→ **TASK DIRECTIONS**:
Rewrite the lines running from the start of the listing through the line that contains "section-title: Требования к", inclusive, with "UI elements" changed to "interface elements" and everything else left unchanged.

→ **Element and region listings**:
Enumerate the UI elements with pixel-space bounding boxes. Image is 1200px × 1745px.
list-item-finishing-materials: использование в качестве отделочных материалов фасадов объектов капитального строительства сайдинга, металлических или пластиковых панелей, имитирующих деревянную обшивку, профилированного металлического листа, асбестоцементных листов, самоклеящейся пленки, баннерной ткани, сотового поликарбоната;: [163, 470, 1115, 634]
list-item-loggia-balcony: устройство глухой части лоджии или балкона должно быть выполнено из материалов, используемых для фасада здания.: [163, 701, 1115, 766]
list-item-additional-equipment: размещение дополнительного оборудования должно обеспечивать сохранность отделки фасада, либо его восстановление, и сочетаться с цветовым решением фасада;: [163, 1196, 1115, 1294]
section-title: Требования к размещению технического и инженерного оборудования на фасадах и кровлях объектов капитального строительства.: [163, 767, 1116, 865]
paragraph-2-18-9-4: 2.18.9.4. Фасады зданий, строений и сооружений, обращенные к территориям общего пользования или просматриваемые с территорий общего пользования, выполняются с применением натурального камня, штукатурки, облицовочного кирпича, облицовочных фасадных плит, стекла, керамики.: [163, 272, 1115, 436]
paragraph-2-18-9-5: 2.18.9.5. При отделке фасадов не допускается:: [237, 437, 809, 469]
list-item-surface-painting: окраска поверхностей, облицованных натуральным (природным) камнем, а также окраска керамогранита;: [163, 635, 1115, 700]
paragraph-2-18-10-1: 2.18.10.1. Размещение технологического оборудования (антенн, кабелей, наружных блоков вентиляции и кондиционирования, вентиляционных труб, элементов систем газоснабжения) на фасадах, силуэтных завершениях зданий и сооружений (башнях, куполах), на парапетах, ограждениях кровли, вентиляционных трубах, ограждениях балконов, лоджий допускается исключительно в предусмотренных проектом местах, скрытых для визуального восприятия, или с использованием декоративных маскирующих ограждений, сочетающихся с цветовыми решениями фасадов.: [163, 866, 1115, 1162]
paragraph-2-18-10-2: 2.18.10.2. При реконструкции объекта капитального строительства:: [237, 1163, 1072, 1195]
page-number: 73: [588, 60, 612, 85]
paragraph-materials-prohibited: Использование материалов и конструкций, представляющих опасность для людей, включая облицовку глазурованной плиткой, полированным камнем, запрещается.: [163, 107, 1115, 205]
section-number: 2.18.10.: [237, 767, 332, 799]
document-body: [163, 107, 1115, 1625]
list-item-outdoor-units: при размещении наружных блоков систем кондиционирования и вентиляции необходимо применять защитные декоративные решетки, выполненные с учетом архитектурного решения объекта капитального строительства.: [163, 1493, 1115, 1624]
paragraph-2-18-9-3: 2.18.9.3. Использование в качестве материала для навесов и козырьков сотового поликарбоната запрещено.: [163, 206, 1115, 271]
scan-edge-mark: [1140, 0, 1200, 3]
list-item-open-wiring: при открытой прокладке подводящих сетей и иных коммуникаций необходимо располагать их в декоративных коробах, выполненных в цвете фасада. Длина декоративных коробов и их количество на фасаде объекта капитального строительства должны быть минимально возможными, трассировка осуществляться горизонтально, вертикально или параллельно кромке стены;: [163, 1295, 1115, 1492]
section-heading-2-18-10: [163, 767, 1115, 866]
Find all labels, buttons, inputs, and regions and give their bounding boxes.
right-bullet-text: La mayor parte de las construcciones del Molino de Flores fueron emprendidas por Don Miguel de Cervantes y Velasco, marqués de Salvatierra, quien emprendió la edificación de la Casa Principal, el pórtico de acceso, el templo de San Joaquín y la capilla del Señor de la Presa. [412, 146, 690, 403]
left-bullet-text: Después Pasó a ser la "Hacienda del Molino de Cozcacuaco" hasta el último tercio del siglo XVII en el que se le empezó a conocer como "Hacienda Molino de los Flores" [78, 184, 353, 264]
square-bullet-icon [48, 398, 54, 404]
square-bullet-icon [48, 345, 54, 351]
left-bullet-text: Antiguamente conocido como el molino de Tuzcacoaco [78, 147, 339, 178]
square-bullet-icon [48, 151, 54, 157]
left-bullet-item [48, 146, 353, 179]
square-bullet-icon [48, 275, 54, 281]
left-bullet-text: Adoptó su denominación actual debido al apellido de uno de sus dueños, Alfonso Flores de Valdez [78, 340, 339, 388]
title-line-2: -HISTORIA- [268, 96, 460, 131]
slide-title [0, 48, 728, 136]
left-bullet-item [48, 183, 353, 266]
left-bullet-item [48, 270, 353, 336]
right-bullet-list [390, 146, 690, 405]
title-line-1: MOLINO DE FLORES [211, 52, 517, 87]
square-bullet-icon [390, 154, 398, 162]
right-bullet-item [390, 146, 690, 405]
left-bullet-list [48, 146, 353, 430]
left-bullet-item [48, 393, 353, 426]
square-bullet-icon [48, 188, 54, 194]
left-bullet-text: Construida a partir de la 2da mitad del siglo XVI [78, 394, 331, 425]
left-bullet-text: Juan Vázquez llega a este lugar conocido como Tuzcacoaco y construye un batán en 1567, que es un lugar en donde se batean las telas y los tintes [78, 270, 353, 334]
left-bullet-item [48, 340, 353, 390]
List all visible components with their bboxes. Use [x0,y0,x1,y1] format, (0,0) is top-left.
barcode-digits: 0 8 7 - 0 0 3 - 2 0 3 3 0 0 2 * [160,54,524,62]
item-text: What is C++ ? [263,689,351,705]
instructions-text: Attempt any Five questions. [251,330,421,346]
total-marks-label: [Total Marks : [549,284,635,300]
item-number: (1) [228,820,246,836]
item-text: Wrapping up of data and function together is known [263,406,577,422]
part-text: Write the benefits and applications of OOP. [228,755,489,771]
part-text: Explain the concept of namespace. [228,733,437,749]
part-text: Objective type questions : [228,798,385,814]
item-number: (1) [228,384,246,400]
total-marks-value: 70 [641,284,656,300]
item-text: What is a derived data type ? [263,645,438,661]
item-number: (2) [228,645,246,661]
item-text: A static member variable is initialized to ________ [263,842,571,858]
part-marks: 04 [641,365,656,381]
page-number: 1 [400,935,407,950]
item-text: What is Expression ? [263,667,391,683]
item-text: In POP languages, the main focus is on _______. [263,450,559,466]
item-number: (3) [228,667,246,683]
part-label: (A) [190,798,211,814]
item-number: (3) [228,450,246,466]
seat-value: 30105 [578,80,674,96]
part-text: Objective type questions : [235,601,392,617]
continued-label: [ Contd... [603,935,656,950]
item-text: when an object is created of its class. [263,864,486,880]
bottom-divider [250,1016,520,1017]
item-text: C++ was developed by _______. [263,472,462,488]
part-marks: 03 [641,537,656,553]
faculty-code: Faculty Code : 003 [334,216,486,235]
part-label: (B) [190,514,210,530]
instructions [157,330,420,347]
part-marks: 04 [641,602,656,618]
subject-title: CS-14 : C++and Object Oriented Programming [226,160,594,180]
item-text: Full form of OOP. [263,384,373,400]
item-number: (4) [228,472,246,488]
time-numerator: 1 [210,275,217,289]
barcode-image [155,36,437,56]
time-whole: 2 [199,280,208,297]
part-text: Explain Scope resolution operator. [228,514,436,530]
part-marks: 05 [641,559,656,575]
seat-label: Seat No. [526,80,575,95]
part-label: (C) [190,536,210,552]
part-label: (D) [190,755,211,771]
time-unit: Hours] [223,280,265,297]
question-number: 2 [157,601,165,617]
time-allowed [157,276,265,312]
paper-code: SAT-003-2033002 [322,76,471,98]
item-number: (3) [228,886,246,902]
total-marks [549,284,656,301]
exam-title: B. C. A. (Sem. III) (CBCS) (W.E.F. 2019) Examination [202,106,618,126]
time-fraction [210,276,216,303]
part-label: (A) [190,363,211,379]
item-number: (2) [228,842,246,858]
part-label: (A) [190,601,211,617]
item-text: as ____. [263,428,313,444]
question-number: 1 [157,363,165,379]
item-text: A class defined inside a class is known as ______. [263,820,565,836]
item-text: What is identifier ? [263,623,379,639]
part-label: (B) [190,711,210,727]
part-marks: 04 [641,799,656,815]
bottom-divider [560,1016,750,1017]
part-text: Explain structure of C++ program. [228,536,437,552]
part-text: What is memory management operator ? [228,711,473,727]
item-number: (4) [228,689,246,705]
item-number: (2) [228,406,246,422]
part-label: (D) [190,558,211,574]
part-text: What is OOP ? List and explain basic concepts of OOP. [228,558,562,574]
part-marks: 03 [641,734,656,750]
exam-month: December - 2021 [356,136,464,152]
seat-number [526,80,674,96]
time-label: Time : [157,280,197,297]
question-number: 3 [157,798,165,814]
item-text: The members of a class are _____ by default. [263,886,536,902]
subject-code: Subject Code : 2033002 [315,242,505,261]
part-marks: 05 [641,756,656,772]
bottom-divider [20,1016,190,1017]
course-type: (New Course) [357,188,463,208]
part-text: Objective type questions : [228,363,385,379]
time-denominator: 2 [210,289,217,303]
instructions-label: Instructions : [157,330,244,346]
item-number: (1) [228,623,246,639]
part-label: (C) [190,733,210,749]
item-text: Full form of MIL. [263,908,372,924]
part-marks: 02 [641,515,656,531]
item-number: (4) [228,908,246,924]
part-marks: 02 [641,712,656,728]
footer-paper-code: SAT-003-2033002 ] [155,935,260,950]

→ **THE SOLUTION**:
Enumerate the interface elements with pixel-space bounding boxes. Image is 1200px × 1745px.
list-item-finishing-materials: использование в качестве отделочных материалов фасадов объектов капитального строительства сайдинга, металлических или пластиковых панелей, имитирующих деревянную обшивку, профилированного металлического листа, асбестоцементных листов, самоклеящейся пленки, баннерной ткани, сотового поликарбоната;: [163, 470, 1115, 634]
list-item-loggia-balcony: устройство глухой части лоджии или балкона должно быть выполнено из материалов, используемых для фасада здания.: [163, 701, 1115, 766]
list-item-additional-equipment: размещение дополнительного оборудования должно обеспечивать сохранность отделки фасада, либо его восстановление, и сочетаться с цветовым решением фасада;: [163, 1196, 1115, 1294]
section-title: Требования к размещению технического и инженерного оборудования на фасадах и кровлях объектов капитального строительства.: [163, 767, 1116, 865]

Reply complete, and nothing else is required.